-- start --

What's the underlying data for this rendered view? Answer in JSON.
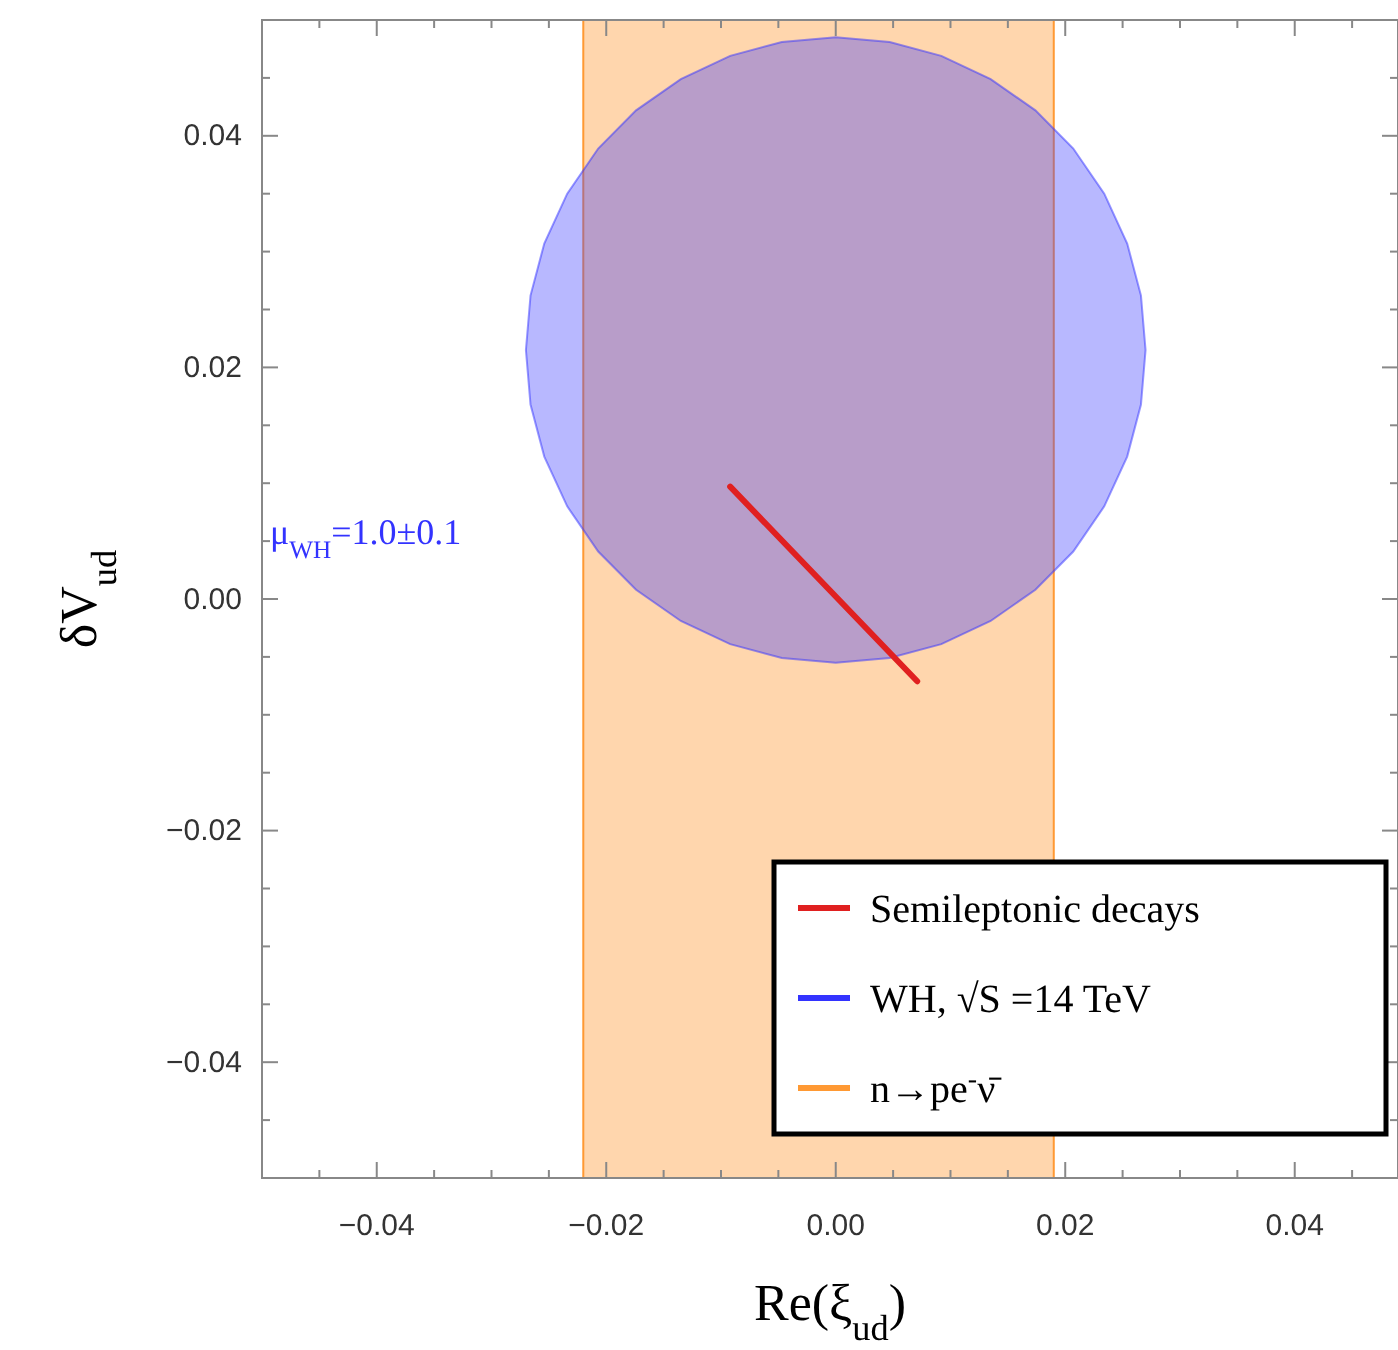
{
  "chart_data": {
    "type": "area",
    "xlabel": "Re(ξ$_{ud}$)",
    "ylabel": "δV$_{ud}$",
    "xlim": [
      -0.05,
      0.049
    ],
    "ylim": [
      -0.05,
      0.05
    ],
    "xticks": [
      {
        "value": -0.045,
        "label": null
      },
      {
        "value": -0.04,
        "label": "−0.04"
      },
      {
        "value": -0.035,
        "label": null
      },
      {
        "value": -0.03,
        "label": null
      },
      {
        "value": -0.025,
        "label": null
      },
      {
        "value": -0.02,
        "label": "−0.02"
      },
      {
        "value": -0.015,
        "label": null
      },
      {
        "value": -0.01,
        "label": null
      },
      {
        "value": -0.005,
        "label": null
      },
      {
        "value": 0,
        "label": "0.00"
      },
      {
        "value": 0.005,
        "label": null
      },
      {
        "value": 0.01,
        "label": null
      },
      {
        "value": 0.015,
        "label": null
      },
      {
        "value": 0.02,
        "label": "0.02"
      },
      {
        "value": 0.025,
        "label": null
      },
      {
        "value": 0.03,
        "label": null
      },
      {
        "value": 0.035,
        "label": null
      },
      {
        "value": 0.04,
        "label": "0.04"
      },
      {
        "value": 0.045,
        "label": null
      }
    ],
    "yticks": [
      {
        "value": -0.045,
        "label": null
      },
      {
        "value": -0.04,
        "label": "−0.04"
      },
      {
        "value": -0.035,
        "label": null
      },
      {
        "value": -0.03,
        "label": null
      },
      {
        "value": -0.025,
        "label": null
      },
      {
        "value": -0.02,
        "label": "−0.02"
      },
      {
        "value": -0.015,
        "label": null
      },
      {
        "value": -0.01,
        "label": null
      },
      {
        "value": -0.005,
        "label": null
      },
      {
        "value": 0,
        "label": "0.00"
      },
      {
        "value": 0.005,
        "label": null
      },
      {
        "value": 0.01,
        "label": null
      },
      {
        "value": 0.015,
        "label": null
      },
      {
        "value": 0.02,
        "label": "0.02"
      },
      {
        "value": 0.025,
        "label": null
      },
      {
        "value": 0.03,
        "label": null
      },
      {
        "value": 0.035,
        "label": null
      },
      {
        "value": 0.04,
        "label": "0.04"
      },
      {
        "value": 0.045,
        "label": null
      }
    ],
    "bands": [
      {
        "axis": "x",
        "from": -0.022,
        "to": 0.019,
        "label": "n→pe$^{-}$ν̄",
        "color": "#ff9933"
      }
    ],
    "series": [
      {
        "name": "Semileptonic decays",
        "type": "line",
        "color": "#e02020",
        "x": [
          -0.0092,
          0.0071
        ],
        "values": [
          0.0097,
          -0.0071
        ]
      },
      {
        "name": "WH, √S =14 TeV",
        "color": "#3333ff",
        "x": [
          -0.027,
          -0.0266,
          -0.0254,
          -0.0234,
          -0.0207,
          -0.0174,
          -0.0135,
          -0.0092,
          -0.0047,
          0,
          0.0047,
          0.0092,
          0.0135,
          0.0174,
          0.0207,
          0.0234,
          0.0254,
          0.0266,
          0.027,
          0.0266,
          0.0254,
          0.0234,
          0.0207,
          0.0174,
          0.0135,
          0.0092,
          0.0047,
          0,
          -0.0047,
          -0.0092,
          -0.0135,
          -0.0174,
          -0.0207,
          -0.0234,
          -0.0254,
          -0.0266
        ],
        "values": [
          0.0215,
          0.0262,
          0.0307,
          0.035,
          0.0389,
          0.0422,
          0.0449,
          0.0469,
          0.0481,
          0.0485,
          0.0481,
          0.0469,
          0.0449,
          0.0422,
          0.0389,
          0.035,
          0.0307,
          0.0262,
          0.0215,
          0.0168,
          0.0123,
          0.008,
          0.0041,
          0.0008,
          -0.0019,
          -0.0039,
          -0.0051,
          -0.0055,
          -0.0051,
          -0.0039,
          -0.0019,
          0.0008,
          0.0041,
          0.008,
          0.0123,
          0.0168
        ]
      }
    ],
    "annotations": [
      "μ$_{WH}$=1.0±0.1"
    ],
    "legend": "bottom right"
  }
}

-- end --

Filter the entries and copy out every line with the word "name".

REPLY:
        "name": "Semileptonic decays",
        "name": "WH, √S =14 TeV",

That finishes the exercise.